Work instructions →
Quote the records that follow in full and exactly; leave out the pictures.

[start of Exercise material]

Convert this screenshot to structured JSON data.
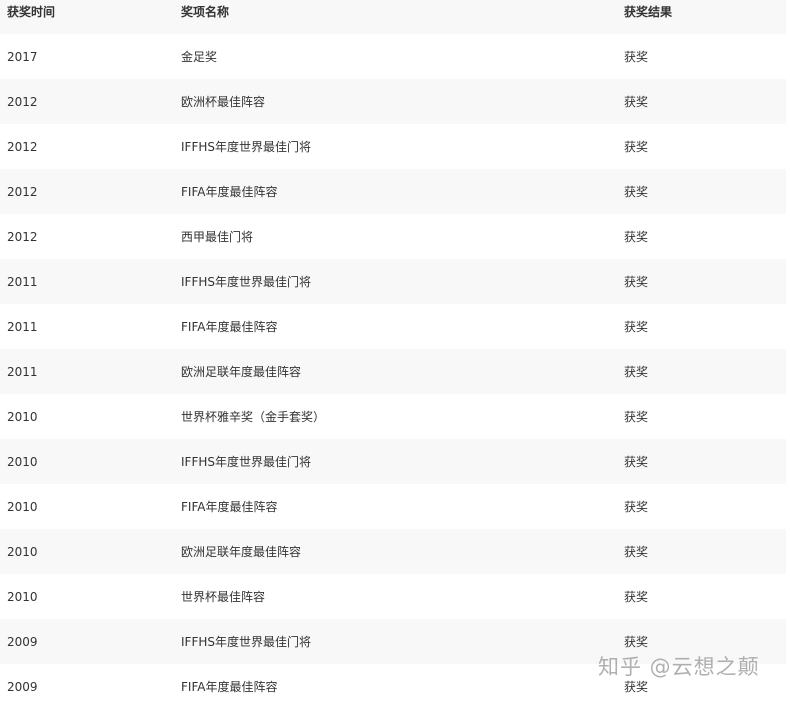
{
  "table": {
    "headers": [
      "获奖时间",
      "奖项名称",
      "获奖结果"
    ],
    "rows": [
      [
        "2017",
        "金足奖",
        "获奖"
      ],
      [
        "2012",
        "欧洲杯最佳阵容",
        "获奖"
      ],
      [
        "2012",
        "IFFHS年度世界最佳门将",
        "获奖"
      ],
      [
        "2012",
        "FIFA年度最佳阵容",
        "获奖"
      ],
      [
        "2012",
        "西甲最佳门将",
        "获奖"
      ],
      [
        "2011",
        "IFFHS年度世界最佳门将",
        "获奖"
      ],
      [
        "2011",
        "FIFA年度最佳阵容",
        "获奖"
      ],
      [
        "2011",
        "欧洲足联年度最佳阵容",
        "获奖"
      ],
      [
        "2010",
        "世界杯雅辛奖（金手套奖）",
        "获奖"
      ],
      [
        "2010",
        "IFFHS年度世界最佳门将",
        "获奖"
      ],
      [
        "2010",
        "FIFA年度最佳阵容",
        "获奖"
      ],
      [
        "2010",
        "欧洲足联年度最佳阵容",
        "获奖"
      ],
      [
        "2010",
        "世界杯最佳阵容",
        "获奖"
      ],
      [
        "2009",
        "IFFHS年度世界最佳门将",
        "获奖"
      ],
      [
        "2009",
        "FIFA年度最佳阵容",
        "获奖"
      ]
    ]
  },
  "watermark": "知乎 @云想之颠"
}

[end of Exercise material]

Answer below →
Convert this screenshot to structured JSON data.
{
  "table": {
    "headers": [
      "获奖时间",
      "奖项名称",
      "获奖结果"
    ],
    "rows": [
      [
        "2017",
        "金足奖",
        "获奖"
      ],
      [
        "2012",
        "欧洲杯最佳阵容",
        "获奖"
      ],
      [
        "2012",
        "IFFHS年度世界最佳门将",
        "获奖"
      ],
      [
        "2012",
        "FIFA年度最佳阵容",
        "获奖"
      ],
      [
        "2012",
        "西甲最佳门将",
        "获奖"
      ],
      [
        "2011",
        "IFFHS年度世界最佳门将",
        "获奖"
      ],
      [
        "2011",
        "FIFA年度最佳阵容",
        "获奖"
      ],
      [
        "2011",
        "欧洲足联年度最佳阵容",
        "获奖"
      ],
      [
        "2010",
        "世界杯雅辛奖（金手套奖）",
        "获奖"
      ],
      [
        "2010",
        "IFFHS年度世界最佳门将",
        "获奖"
      ],
      [
        "2010",
        "FIFA年度最佳阵容",
        "获奖"
      ],
      [
        "2010",
        "欧洲足联年度最佳阵容",
        "获奖"
      ],
      [
        "2010",
        "世界杯最佳阵容",
        "获奖"
      ],
      [
        "2009",
        "IFFHS年度世界最佳门将",
        "获奖"
      ],
      [
        "2009",
        "FIFA年度最佳阵容",
        "获奖"
      ]
    ]
  },
  "watermark": "知乎 @云想之颠"
}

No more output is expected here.